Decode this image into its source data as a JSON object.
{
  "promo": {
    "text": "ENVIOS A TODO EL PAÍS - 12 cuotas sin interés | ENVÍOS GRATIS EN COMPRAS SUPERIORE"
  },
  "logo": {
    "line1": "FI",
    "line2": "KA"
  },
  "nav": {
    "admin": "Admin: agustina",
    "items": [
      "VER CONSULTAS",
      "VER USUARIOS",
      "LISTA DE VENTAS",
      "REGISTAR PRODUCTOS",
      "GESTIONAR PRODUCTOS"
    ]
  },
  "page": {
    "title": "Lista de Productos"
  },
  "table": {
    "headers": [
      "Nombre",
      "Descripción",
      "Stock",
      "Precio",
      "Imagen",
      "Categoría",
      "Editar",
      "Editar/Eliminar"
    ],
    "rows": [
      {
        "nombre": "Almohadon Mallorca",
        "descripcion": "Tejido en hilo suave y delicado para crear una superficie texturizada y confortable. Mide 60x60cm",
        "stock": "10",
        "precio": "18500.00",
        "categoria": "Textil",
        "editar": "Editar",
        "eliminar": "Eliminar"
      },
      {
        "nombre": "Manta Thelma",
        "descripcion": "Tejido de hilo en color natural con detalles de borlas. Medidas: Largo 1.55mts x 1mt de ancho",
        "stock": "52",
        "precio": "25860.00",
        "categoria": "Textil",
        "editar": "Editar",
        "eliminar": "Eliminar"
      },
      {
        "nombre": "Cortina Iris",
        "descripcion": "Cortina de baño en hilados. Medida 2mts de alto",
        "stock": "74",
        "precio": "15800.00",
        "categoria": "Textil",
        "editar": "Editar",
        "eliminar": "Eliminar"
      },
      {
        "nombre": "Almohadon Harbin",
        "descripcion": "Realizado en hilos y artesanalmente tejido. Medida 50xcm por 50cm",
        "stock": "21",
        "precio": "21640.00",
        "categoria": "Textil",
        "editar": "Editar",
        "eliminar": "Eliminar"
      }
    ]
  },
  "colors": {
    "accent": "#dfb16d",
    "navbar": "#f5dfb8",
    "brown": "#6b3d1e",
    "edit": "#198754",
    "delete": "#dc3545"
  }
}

**Short task:**
Send back every record, precisely as written.

**Result for this task:**
Decode this image into its source data as a JSON object.
{
  "promo": {
    "text": "ENVIOS A TODO EL PAÍS - 12 cuotas sin interés | ENVÍOS GRATIS EN COMPRAS SUPERIORE"
  },
  "logo": {
    "line1": "FI",
    "line2": "KA"
  },
  "nav": {
    "admin": "Admin: agustina",
    "items": [
      "VER CONSULTAS",
      "VER USUARIOS",
      "LISTA DE VENTAS",
      "REGISTAR PRODUCTOS",
      "GESTIONAR PRODUCTOS"
    ]
  },
  "page": {
    "title": "Lista de Productos"
  },
  "table": {
    "headers": [
      "Nombre",
      "Descripción",
      "Stock",
      "Precio",
      "Imagen",
      "Categoría",
      "Editar",
      "Editar/Eliminar"
    ],
    "rows": [
      {
        "nombre": "Almohadon Mallorca",
        "descripcion": "Tejido en hilo suave y delicado para crear una superficie texturizada y confortable. Mide 60x60cm",
        "stock": "10",
        "precio": "18500.00",
        "categoria": "Textil",
        "editar": "Editar",
        "eliminar": "Eliminar"
      },
      {
        "nombre": "Manta Thelma",
        "descripcion": "Tejido de hilo en color natural con detalles de borlas. Medidas: Largo 1.55mts x 1mt de ancho",
        "stock": "52",
        "precio": "25860.00",
        "categoria": "Textil",
        "editar": "Editar",
        "eliminar": "Eliminar"
      },
      {
        "nombre": "Cortina Iris",
        "descripcion": "Cortina de baño en hilados. Medida 2mts de alto",
        "stock": "74",
        "precio": "15800.00",
        "categoria": "Textil",
        "editar": "Editar",
        "eliminar": "Eliminar"
      },
      {
        "nombre": "Almohadon Harbin",
        "descripcion": "Realizado en hilos y artesanalmente tejido. Medida 50xcm por 50cm",
        "stock": "21",
        "precio": "21640.00",
        "categoria": "Textil",
        "editar": "Editar",
        "eliminar": "Eliminar"
      }
    ]
  },
  "colors": {
    "accent": "#dfb16d",
    "navbar": "#f5dfb8",
    "brown": "#6b3d1e",
    "edit": "#198754",
    "delete": "#dc3545"
  }
}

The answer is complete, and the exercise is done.